**EXTRACTED TEXT**
--------

0.007034644158361947

In [107]:
# Revert prediction back to actual scale
def unnormalize(price):
    '''Revert values to their unnormalized amounts'''
    price = price*(max_price-min_price)+min_price
    return(price)

In [108]:
# Store back-scaled predictions
unnorm_predictions = []
for pred in predictions:
    unnorm_predictions.append(unnormalize(pred))

# Store back-scaled actuals
unnorm_y_test = []
for y in y_test:
    unnorm_y_test.append(unnormalize(y))

In [109]:
# Calculate the median absolute error for the predictions
mae(unnorm_y_test, unnorm_predictions)

76.57360821093789

In [150]:
pd.Series(unnorm_y_test).describe()

--------

**EXTRACTED ENTRIES**

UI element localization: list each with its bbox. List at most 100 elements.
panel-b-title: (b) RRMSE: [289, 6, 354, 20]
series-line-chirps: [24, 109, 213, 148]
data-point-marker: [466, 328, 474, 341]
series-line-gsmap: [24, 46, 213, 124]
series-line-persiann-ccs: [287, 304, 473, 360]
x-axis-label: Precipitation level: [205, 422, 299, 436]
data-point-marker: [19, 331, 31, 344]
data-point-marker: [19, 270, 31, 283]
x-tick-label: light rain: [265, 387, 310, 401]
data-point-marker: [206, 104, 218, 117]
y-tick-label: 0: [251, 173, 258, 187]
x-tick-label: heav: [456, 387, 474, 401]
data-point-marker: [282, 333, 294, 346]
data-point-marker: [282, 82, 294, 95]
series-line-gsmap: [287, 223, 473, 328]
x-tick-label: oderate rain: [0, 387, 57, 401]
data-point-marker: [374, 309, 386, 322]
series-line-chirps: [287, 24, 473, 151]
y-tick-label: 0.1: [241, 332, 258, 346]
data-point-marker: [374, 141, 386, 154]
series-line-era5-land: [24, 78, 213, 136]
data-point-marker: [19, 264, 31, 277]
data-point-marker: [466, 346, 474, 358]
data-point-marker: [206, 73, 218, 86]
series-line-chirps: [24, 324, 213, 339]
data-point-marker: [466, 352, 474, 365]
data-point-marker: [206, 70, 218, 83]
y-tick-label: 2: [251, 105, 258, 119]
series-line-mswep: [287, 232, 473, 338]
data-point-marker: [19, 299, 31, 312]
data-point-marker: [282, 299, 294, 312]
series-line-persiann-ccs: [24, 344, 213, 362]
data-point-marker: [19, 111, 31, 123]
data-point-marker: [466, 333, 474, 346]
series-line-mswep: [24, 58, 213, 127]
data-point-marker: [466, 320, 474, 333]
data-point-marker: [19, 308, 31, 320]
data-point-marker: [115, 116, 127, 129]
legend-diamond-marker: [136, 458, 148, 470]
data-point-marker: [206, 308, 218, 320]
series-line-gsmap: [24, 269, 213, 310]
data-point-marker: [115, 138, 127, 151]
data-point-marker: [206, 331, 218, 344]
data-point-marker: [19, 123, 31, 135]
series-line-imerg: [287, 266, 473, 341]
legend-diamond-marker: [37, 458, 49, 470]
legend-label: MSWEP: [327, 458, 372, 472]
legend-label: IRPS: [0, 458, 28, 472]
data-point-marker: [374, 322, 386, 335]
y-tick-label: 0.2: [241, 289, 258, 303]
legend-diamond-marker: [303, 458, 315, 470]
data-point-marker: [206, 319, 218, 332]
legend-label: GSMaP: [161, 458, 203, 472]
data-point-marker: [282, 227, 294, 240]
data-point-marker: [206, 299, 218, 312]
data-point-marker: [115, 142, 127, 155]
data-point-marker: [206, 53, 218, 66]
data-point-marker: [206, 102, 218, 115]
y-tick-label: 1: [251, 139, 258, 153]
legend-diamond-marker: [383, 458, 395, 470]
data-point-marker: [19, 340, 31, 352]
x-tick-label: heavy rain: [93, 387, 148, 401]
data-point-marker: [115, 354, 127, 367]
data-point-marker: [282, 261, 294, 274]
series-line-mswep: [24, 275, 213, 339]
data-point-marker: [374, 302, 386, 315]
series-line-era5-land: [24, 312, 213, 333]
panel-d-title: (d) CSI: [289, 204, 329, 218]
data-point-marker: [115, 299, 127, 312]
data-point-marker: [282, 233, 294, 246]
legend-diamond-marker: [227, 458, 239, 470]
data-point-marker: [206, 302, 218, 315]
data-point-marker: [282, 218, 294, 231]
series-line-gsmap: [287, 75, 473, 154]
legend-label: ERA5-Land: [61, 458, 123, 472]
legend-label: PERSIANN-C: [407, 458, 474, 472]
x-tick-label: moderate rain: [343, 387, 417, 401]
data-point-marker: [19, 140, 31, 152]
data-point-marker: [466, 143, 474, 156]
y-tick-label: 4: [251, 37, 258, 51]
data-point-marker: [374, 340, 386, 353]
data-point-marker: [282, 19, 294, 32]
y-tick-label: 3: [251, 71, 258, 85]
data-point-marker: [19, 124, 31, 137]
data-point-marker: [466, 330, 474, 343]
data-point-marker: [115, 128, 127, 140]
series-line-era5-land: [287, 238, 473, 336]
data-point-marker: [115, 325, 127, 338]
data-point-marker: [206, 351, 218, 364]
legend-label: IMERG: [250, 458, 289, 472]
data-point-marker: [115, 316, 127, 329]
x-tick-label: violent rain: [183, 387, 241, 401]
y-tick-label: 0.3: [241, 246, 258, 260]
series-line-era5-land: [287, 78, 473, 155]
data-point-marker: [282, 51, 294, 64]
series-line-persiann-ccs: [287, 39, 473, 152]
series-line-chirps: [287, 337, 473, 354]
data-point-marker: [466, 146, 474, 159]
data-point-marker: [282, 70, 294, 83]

--------

**GOALS**
• A. Check these statements against the notebook excerpt. For each, answer yes or no and quote the words that decide it.
(i) The unnormalize function multiplies the price by the gap between max_price and min_price and then adds min_price.
(ii) The mae call returns 0.007034644158361947.
(iii) The back-scaled actuals are kept in a list named unnorm_predictions.
• B. In the notebook excerpt, what number comes out of the mae call?
• C. Write out the notebook excerpt again, starting at the words "0.007034644158361947" and stopping after "return(price)". Swap "Revert" for "Restore".

**SOLUTION SET**
• A.
(i) Yes: "price = price*(max_price-min_price)+min_price"
(ii) No: "76.57360821093789"
(iii) No: "unnorm_y_test = []"

• B. 76.57360821093789

• C.
0.007034644158361947

In [107]:
# Restore prediction back to actual scale
def unnormalize(price):
    '''Restore values to their unnormalized amounts'''
    price = price*(max_price-min_price)+min_price
    return(price)